• [Your task]
Images should be left out, and everything else in the listing reproduced exactly.

• [Entries with figure data]
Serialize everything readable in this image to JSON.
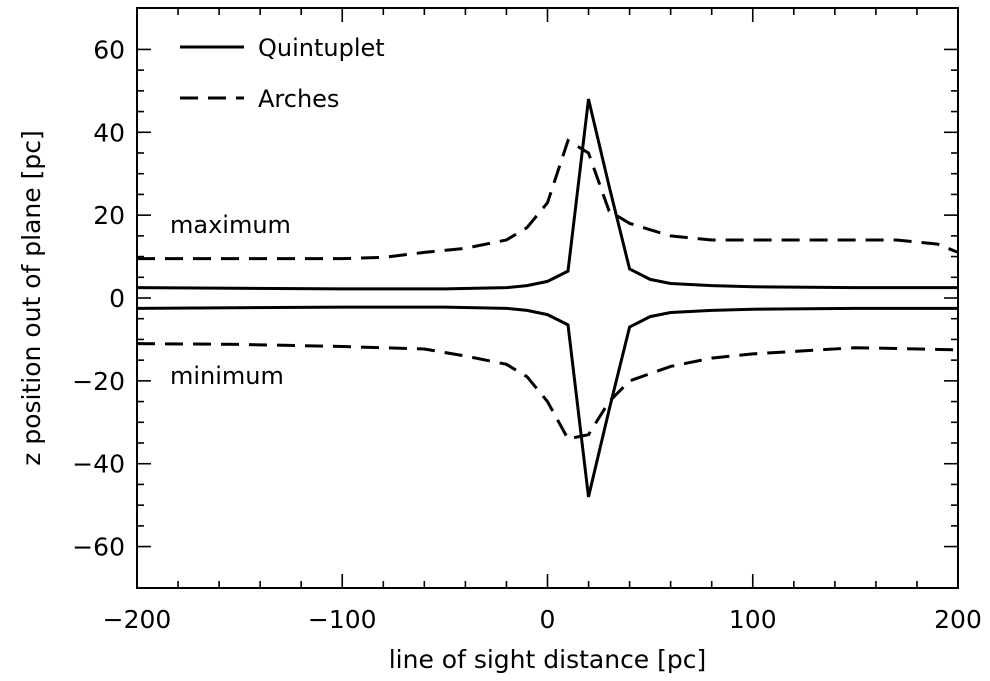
{
  "chart_data": {
    "type": "line",
    "title": "",
    "xlabel": "line of sight distance [pc]",
    "ylabel": "z position out of plane [pc]",
    "xlim": [
      -200,
      200
    ],
    "ylim": [
      -70,
      70
    ],
    "x_ticks": [
      -200,
      -100,
      0,
      100,
      200
    ],
    "x_tick_labels": [
      "−200",
      "−100",
      "0",
      "100",
      "200"
    ],
    "y_ticks": [
      -60,
      -40,
      -20,
      0,
      20,
      40,
      60
    ],
    "y_tick_labels": [
      "−60",
      "−40",
      "−20",
      "0",
      "20",
      "40",
      "60"
    ],
    "grid": false,
    "legend_position": "top-left",
    "series": [
      {
        "name": "Quintuplet",
        "style": "solid",
        "group": "maximum",
        "x": [
          -200,
          -100,
          -50,
          -20,
          -10,
          0,
          10,
          20,
          30,
          40,
          50,
          60,
          80,
          100,
          150,
          200
        ],
        "y": [
          2.5,
          2.2,
          2.2,
          2.5,
          3,
          4,
          6.5,
          48,
          27,
          7,
          4.5,
          3.5,
          3,
          2.7,
          2.5,
          2.5
        ]
      },
      {
        "name": "",
        "style": "solid",
        "group": "minimum",
        "x": [
          -200,
          -100,
          -50,
          -20,
          -10,
          0,
          10,
          20,
          30,
          40,
          50,
          60,
          80,
          100,
          150,
          200
        ],
        "y": [
          -2.5,
          -2.2,
          -2.2,
          -2.5,
          -3,
          -4,
          -6.5,
          -48,
          -27,
          -7,
          -4.5,
          -3.5,
          -3,
          -2.7,
          -2.5,
          -2.5
        ]
      },
      {
        "name": "Arches",
        "style": "dashed",
        "group": "maximum",
        "x": [
          -200,
          -150,
          -100,
          -80,
          -60,
          -40,
          -20,
          -10,
          0,
          10,
          20,
          30,
          40,
          60,
          80,
          100,
          150,
          170,
          190,
          200
        ],
        "y": [
          9.5,
          9.5,
          9.5,
          9.8,
          11,
          12,
          14,
          17,
          23,
          38,
          35,
          21,
          18,
          15,
          14,
          14,
          14,
          14,
          13,
          11
        ]
      },
      {
        "name": "",
        "style": "dashed",
        "group": "minimum",
        "x": [
          -200,
          -150,
          -100,
          -60,
          -40,
          -20,
          -10,
          0,
          10,
          20,
          30,
          40,
          60,
          80,
          100,
          150,
          200
        ],
        "y": [
          -11,
          -11.2,
          -11.7,
          -12.3,
          -14,
          -16,
          -19,
          -25,
          -34,
          -33,
          -25,
          -20,
          -16.5,
          -14.5,
          -13.5,
          -12,
          -12.5
        ]
      }
    ],
    "annotations": [
      "maximum",
      "minimum"
    ]
  }
}
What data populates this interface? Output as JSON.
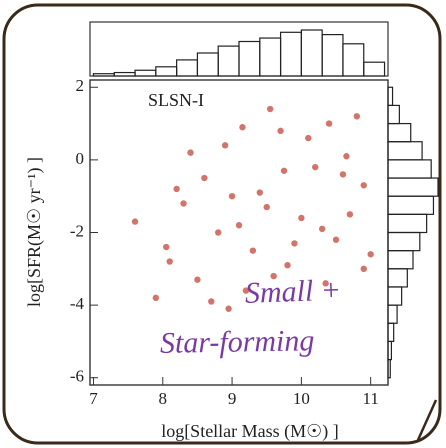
{
  "chart_data": [
    {
      "type": "scatter",
      "x_label": "log[Stellar Mass (M☉) ]",
      "y_label": "log[SFR(M☉ yr⁻¹) ]",
      "annotations": [
        "SLSN-I",
        "Small +",
        "Star-forming"
      ],
      "xlim": [
        6.95,
        11.25
      ],
      "ylim": [
        -6.2,
        2.2
      ],
      "xticks": [
        7,
        8,
        9,
        10,
        11
      ],
      "yticks": [
        2,
        0,
        -2,
        -4,
        -6
      ],
      "color": "#c0392b",
      "x": [
        8.3,
        8.6,
        8.9,
        9.1,
        9.4,
        9.7,
        9.9,
        10.2,
        10.4,
        10.7,
        10.9,
        8.1,
        8.5,
        8.8,
        9.2,
        9.5,
        9.8,
        10.1,
        10.3,
        10.6,
        10.8,
        11.0,
        8.2,
        8.7,
        9.0,
        9.3,
        9.6,
        10.0,
        10.5,
        10.9,
        7.6,
        7.9,
        8.4,
        9.15,
        9.75,
        10.35,
        10.65,
        8.05,
        8.95,
        9.55
      ],
      "values": [
        -1.2,
        -0.5,
        0.4,
        -1.8,
        -0.9,
        0.8,
        -2.3,
        -0.2,
        1.0,
        -1.5,
        -0.7,
        -2.8,
        -3.3,
        -2.0,
        -3.6,
        -1.3,
        -2.9,
        0.6,
        -1.9,
        -0.4,
        1.2,
        -2.6,
        -0.8,
        -3.9,
        -1.0,
        -2.5,
        -3.2,
        -1.6,
        -2.2,
        -3.0,
        -1.7,
        -3.8,
        0.2,
        0.9,
        -0.3,
        -3.4,
        0.1,
        -2.4,
        -4.1,
        1.4
      ]
    },
    {
      "type": "histogram",
      "orientation": "top",
      "color": "#222",
      "bins": [
        7.0,
        7.3,
        7.6,
        7.9,
        8.2,
        8.5,
        8.8,
        9.1,
        9.4,
        9.7,
        10.0,
        10.3,
        10.6,
        10.9,
        11.2
      ],
      "values": [
        2,
        3,
        5,
        8,
        14,
        20,
        26,
        30,
        33,
        38,
        40,
        36,
        28,
        12
      ]
    },
    {
      "type": "histogram",
      "orientation": "right",
      "color": "#222",
      "bins": [
        -6.0,
        -5.5,
        -5.0,
        -4.5,
        -4.0,
        -3.5,
        -3.0,
        -2.5,
        -2.0,
        -1.5,
        -1.0,
        -0.5,
        0.0,
        0.5,
        1.0,
        1.5,
        2.0
      ],
      "values": [
        2,
        3,
        5,
        8,
        12,
        17,
        22,
        28,
        34,
        40,
        44,
        38,
        30,
        20,
        10,
        4
      ]
    }
  ]
}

• [Response to this task]
Serialize everything readable in this image to JSON.
{
  "chart_data": {
    "type": "line",
    "title": "",
    "xlabel": "line of sight distance [pc]",
    "ylabel": "z position out of plane [pc]",
    "xlim": [
      -200,
      200
    ],
    "ylim": [
      -70,
      70
    ],
    "x_ticks": [
      -200,
      -100,
      0,
      100,
      200
    ],
    "x_tick_labels": [
      "−200",
      "−100",
      "0",
      "100",
      "200"
    ],
    "y_ticks": [
      -60,
      -40,
      -20,
      0,
      20,
      40,
      60
    ],
    "y_tick_labels": [
      "−60",
      "−40",
      "−20",
      "0",
      "20",
      "40",
      "60"
    ],
    "grid": false,
    "legend_position": "top-left",
    "series": [
      {
        "name": "Quintuplet",
        "style": "solid",
        "group": "maximum",
        "x": [
          -200,
          -100,
          -50,
          -20,
          -10,
          0,
          10,
          20,
          30,
          40,
          50,
          60,
          80,
          100,
          150,
          200
        ],
        "y": [
          2.5,
          2.2,
          2.2,
          2.5,
          3,
          4,
          6.5,
          48,
          27,
          7,
          4.5,
          3.5,
          3,
          2.7,
          2.5,
          2.5
        ]
      },
      {
        "name": "",
        "style": "solid",
        "group": "minimum",
        "x": [
          -200,
          -100,
          -50,
          -20,
          -10,
          0,
          10,
          20,
          30,
          40,
          50,
          60,
          80,
          100,
          150,
          200
        ],
        "y": [
          -2.5,
          -2.2,
          -2.2,
          -2.5,
          -3,
          -4,
          -6.5,
          -48,
          -27,
          -7,
          -4.5,
          -3.5,
          -3,
          -2.7,
          -2.5,
          -2.5
        ]
      },
      {
        "name": "Arches",
        "style": "dashed",
        "group": "maximum",
        "x": [
          -200,
          -150,
          -100,
          -80,
          -60,
          -40,
          -20,
          -10,
          0,
          10,
          20,
          30,
          40,
          60,
          80,
          100,
          150,
          170,
          190,
          200
        ],
        "y": [
          9.5,
          9.5,
          9.5,
          9.8,
          11,
          12,
          14,
          17,
          23,
          38,
          35,
          21,
          18,
          15,
          14,
          14,
          14,
          14,
          13,
          11
        ]
      },
      {
        "name": "",
        "style": "dashed",
        "group": "minimum",
        "x": [
          -200,
          -150,
          -100,
          -60,
          -40,
          -20,
          -10,
          0,
          10,
          20,
          30,
          40,
          60,
          80,
          100,
          150,
          200
        ],
        "y": [
          -11,
          -11.2,
          -11.7,
          -12.3,
          -14,
          -16,
          -19,
          -25,
          -34,
          -33,
          -25,
          -20,
          -16.5,
          -14.5,
          -13.5,
          -12,
          -12.5
        ]
      }
    ],
    "annotations": [
      "maximum",
      "minimum"
    ]
  }
}
What data populates this interface? Output as JSON.
{
  "chart_data": [
    {
      "type": "scatter",
      "x_label": "log[Stellar Mass (M☉) ]",
      "y_label": "log[SFR(M☉ yr⁻¹) ]",
      "annotations": [
        "SLSN-I",
        "Small +",
        "Star-forming"
      ],
      "xlim": [
        6.95,
        11.25
      ],
      "ylim": [
        -6.2,
        2.2
      ],
      "xticks": [
        7,
        8,
        9,
        10,
        11
      ],
      "yticks": [
        2,
        0,
        -2,
        -4,
        -6
      ],
      "color": "#c0392b",
      "x": [
        8.3,
        8.6,
        8.9,
        9.1,
        9.4,
        9.7,
        9.9,
        10.2,
        10.4,
        10.7,
        10.9,
        8.1,
        8.5,
        8.8,
        9.2,
        9.5,
        9.8,
        10.1,
        10.3,
        10.6,
        10.8,
        11.0,
        8.2,
        8.7,
        9.0,
        9.3,
        9.6,
        10.0,
        10.5,
        10.9,
        7.6,
        7.9,
        8.4,
        9.15,
        9.75,
        10.35,
        10.65,
        8.05,
        8.95,
        9.55
      ],
      "values": [
        -1.2,
        -0.5,
        0.4,
        -1.8,
        -0.9,
        0.8,
        -2.3,
        -0.2,
        1.0,
        -1.5,
        -0.7,
        -2.8,
        -3.3,
        -2.0,
        -3.6,
        -1.3,
        -2.9,
        0.6,
        -1.9,
        -0.4,
        1.2,
        -2.6,
        -0.8,
        -3.9,
        -1.0,
        -2.5,
        -3.2,
        -1.6,
        -2.2,
        -3.0,
        -1.7,
        -3.8,
        0.2,
        0.9,
        -0.3,
        -3.4,
        0.1,
        -2.4,
        -4.1,
        1.4
      ]
    },
    {
      "type": "histogram",
      "orientation": "top",
      "color": "#222",
      "bins": [
        7.0,
        7.3,
        7.6,
        7.9,
        8.2,
        8.5,
        8.8,
        9.1,
        9.4,
        9.7,
        10.0,
        10.3,
        10.6,
        10.9,
        11.2
      ],
      "values": [
        2,
        3,
        5,
        8,
        14,
        20,
        26,
        30,
        33,
        38,
        40,
        36,
        28,
        12
      ]
    },
    {
      "type": "histogram",
      "orientation": "right",
      "color": "#222",
      "bins": [
        -6.0,
        -5.5,
        -5.0,
        -4.5,
        -4.0,
        -3.5,
        -3.0,
        -2.5,
        -2.0,
        -1.5,
        -1.0,
        -0.5,
        0.0,
        0.5,
        1.0,
        1.5,
        2.0
      ],
      "values": [
        2,
        3,
        5,
        8,
        12,
        17,
        22,
        28,
        34,
        40,
        44,
        38,
        30,
        20,
        10,
        4
      ]
    }
  ]
}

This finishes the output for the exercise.